● **Your objective**
Continue the question about error handling in Scala from its last line, ignoring the data that follows it.

● **Provided text**
::::::::

I'd like to know what should be the signature of my methods so that I handle different kind of failures elegantly.
This question is somehow the summary of many questions I already had about error handling in Scala. You can find some questions here:
- Throwing exceptions in Scala, what is the "official rule"
- Either, Options and for comprehensions
- Either monadic operations
For now, I understand the following:
- Either can be used as a result wrapper for a method call that may fail
- Try is a Right biaised Either on which the failure is a non-fatal exception
- IO (scalaz) helps to build pure methods that handle IO operations
- All 3 are easily usable in a for comprehension
- All 3 are not easily mixable in a for comprehension because of incompatible flatMap methods
- In functional langages we usually don't throw exceptions unless they are fatal
- We should throw exceptions for really exceptional conditions. I guess this is the approach of Try
- Creating Throwables has a performance cost for the JVM and it is not intended to be used for business flow controle
Repository layer
Now please consider that I have a UserRepository
. The UserRepository
stores the users and defines a findById
method. The following failures could happen:
- A fatal failure (
OutOfMemoryError
) - An IO failure because the database is not accessible/readable
Additionally, the user could be missing, leading to an Option[User]
result
Using a JDBC implementation of the repository, SQL, non-fatal exceptions (constraint violation or others) can be thrown so it can make sense to use Try.
As we are dealing with IO operations, then the IO monad also makes sense if we want pure functions.
So the result type could be:
Try[Option[User]]
IO[Option[User]]
- something else?
Service layer
Now let's introduce a business layer, UserService
, which provides some method updateUserName(id,newUserName)
that uses the previously defined findById
of the repository.
The following failures could happen:
- All repository failures propagated to the Service layer
- Business error: can't update the username of an user that doesn't exist
- Business error: the new username is too short
Then the result type could be:
Try[Either[BusinessError,User]]
IO[Either[BusinessError,User]]
- something else?

::::::::

● **Data excerpts**
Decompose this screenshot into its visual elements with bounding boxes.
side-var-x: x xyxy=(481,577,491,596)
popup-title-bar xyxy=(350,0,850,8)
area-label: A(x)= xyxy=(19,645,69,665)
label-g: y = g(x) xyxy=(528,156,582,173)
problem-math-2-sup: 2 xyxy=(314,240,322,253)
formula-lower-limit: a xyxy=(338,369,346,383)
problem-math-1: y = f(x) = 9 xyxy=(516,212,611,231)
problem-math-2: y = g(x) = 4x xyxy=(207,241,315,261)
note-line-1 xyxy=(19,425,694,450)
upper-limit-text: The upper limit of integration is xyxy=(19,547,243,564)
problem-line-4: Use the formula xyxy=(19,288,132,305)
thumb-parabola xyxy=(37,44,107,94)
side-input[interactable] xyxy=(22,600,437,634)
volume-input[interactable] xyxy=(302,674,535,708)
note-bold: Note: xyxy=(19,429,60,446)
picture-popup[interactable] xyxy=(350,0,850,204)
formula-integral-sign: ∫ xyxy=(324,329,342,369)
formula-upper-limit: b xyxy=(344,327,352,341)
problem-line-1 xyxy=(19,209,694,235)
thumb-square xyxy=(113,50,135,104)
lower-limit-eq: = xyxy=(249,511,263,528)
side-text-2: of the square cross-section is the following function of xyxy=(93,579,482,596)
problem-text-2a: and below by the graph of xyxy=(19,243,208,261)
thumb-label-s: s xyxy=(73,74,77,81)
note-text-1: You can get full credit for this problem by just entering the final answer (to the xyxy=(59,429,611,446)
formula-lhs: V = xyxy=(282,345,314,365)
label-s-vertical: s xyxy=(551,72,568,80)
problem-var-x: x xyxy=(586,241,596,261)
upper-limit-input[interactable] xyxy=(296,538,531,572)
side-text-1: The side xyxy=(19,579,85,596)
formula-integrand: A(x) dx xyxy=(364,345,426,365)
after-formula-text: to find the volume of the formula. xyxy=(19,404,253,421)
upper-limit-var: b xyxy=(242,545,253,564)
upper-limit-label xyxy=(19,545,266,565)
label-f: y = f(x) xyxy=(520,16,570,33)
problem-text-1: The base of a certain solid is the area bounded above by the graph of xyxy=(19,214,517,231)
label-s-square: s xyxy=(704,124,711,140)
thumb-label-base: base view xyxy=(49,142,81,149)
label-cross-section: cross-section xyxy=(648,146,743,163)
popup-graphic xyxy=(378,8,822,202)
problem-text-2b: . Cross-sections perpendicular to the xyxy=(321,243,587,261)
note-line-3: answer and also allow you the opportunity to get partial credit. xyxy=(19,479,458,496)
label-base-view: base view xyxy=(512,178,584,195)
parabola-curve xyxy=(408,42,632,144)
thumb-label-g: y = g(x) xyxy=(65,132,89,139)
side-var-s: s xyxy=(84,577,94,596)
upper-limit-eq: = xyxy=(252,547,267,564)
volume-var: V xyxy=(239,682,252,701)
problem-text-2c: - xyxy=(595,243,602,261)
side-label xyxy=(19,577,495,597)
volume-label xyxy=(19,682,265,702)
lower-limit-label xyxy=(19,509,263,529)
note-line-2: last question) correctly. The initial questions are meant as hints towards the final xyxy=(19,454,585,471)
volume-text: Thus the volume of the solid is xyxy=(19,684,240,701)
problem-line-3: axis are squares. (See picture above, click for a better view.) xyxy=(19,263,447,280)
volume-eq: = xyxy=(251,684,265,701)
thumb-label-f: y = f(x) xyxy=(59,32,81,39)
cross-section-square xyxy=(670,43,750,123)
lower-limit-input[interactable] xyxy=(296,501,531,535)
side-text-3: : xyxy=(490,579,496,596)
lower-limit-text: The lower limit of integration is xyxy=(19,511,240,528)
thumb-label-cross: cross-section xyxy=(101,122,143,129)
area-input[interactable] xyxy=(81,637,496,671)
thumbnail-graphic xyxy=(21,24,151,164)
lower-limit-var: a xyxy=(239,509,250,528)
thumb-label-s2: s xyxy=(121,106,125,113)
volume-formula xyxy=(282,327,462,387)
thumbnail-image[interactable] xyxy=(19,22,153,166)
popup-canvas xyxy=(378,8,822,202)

::::::::

● **Expected output**
BusinessError here is not a Throwable because it is not an exceptional failure.
Using for-comprehensions
I would like to keep using for-comprehensions to combine method calls.
We can't easily mix different monads on a for-comprehension, so I guess I should have some kind of uniform return type for all my operations right?
I just wonder how do you succeed, in your real world Scala applications, to keep using for-comprehensions when different kind of failures can happen.
For now, for-comprehension works fine for me, using services and repositories which all return Either[Error,Result]
but all different kind of failures are melted together and it becomes kind of hacky to handle these failures.
Do you define implicit conversions between different kind of monads to be able to use for-comprehensions?
Do you define your own monads to handle failures?
By the way perhaps I'll be using an asynchronous IO driver soon.
So I guess my return type could be even more complicated: IO[Future[Either[BusinessError,User]]]
Any advice would be welcome because I don't really know what to use, while my application is not fancy: it is just an API where I should be able to make a distinction between business errors that can be shown to the client side, and technical errors. I try to find an elegant and pure solution.